Dataset rows:
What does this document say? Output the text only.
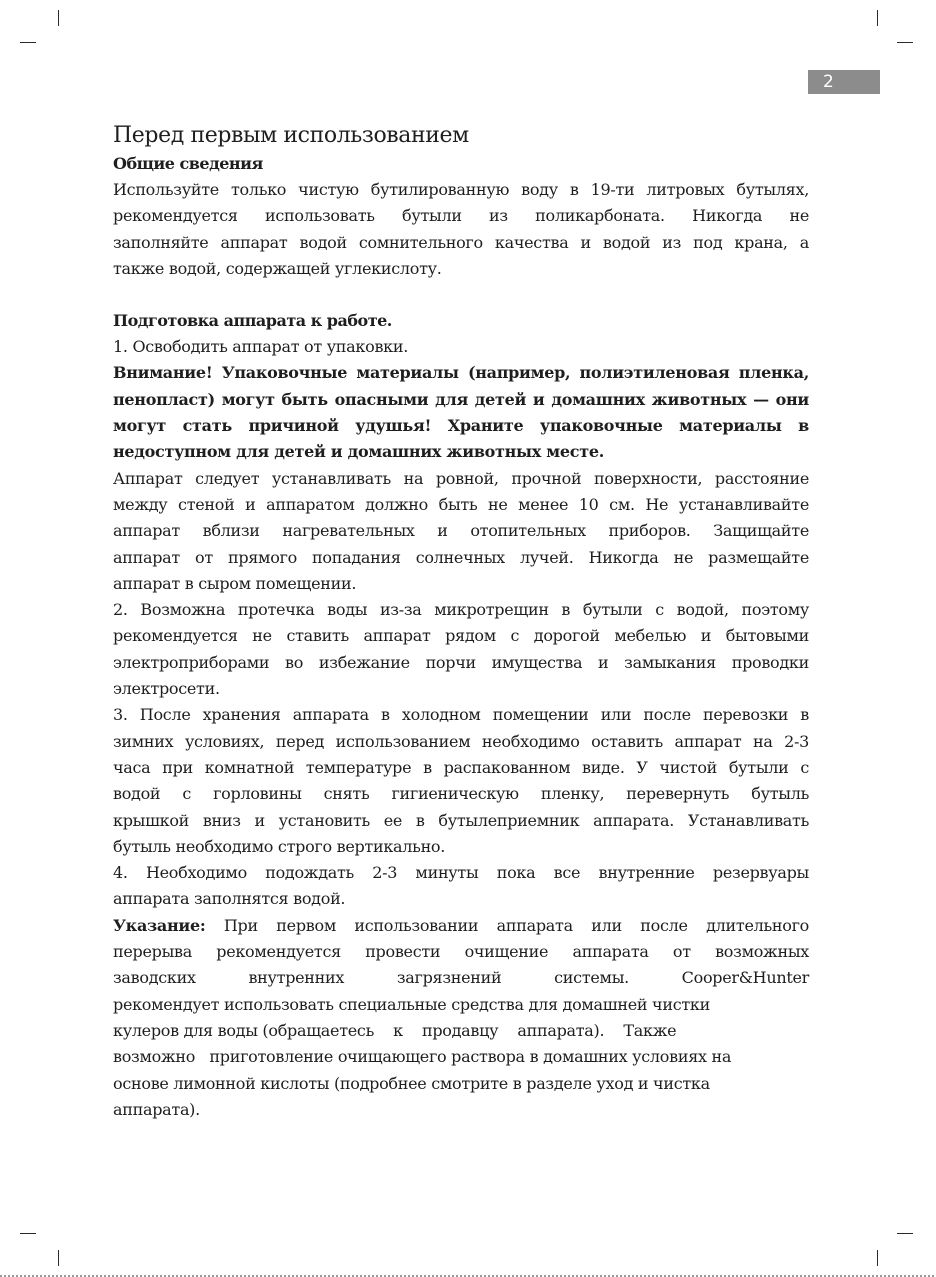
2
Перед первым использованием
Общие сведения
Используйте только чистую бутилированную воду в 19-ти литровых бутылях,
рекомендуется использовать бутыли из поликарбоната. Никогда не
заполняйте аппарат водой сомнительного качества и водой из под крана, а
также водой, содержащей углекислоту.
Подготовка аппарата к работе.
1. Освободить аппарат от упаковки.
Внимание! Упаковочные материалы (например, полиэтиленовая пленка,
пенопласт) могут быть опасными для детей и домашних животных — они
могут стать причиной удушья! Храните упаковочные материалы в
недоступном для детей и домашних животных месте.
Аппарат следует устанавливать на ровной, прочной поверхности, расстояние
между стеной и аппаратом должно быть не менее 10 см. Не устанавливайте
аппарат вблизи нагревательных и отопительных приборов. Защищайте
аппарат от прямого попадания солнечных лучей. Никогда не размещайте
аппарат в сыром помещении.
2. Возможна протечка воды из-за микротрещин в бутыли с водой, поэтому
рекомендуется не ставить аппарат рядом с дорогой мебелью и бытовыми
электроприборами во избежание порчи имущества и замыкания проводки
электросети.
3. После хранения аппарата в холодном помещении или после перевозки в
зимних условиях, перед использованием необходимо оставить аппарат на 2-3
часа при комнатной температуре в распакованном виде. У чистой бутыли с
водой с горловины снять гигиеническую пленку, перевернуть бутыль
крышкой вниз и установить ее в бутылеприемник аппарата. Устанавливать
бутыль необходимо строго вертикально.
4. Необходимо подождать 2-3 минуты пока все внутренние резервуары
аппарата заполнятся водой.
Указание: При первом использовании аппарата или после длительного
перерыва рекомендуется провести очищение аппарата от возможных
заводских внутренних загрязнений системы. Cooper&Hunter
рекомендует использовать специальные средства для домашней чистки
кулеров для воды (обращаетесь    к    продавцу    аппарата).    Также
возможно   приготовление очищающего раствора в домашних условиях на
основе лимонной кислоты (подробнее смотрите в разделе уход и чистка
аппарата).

* * *

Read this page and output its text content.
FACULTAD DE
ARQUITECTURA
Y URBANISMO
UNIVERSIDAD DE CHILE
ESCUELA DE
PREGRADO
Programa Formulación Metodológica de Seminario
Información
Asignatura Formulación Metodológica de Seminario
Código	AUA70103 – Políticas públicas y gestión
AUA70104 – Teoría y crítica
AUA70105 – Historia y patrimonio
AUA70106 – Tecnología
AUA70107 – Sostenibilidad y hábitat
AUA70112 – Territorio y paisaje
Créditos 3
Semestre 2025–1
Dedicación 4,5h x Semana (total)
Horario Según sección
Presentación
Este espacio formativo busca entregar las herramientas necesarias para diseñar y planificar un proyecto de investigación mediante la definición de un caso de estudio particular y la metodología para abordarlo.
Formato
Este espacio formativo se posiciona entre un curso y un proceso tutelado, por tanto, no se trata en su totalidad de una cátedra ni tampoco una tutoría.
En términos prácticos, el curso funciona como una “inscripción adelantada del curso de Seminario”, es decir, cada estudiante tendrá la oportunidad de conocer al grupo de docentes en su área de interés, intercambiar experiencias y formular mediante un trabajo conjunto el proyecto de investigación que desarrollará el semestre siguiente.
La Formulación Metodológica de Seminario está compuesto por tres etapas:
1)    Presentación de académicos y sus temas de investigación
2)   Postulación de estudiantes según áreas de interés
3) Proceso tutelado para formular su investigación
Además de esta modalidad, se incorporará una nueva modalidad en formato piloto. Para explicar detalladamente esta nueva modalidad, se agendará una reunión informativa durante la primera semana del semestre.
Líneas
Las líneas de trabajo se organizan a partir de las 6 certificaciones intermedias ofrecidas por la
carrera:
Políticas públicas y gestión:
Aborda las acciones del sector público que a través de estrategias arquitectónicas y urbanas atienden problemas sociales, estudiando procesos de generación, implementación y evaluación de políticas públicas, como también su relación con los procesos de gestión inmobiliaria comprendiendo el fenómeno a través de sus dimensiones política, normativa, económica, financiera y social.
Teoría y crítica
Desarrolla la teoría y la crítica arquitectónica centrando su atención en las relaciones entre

Short problem:
Count every line of the records that holds "investigación". State the number, nothing else.

Result of the exercise:
4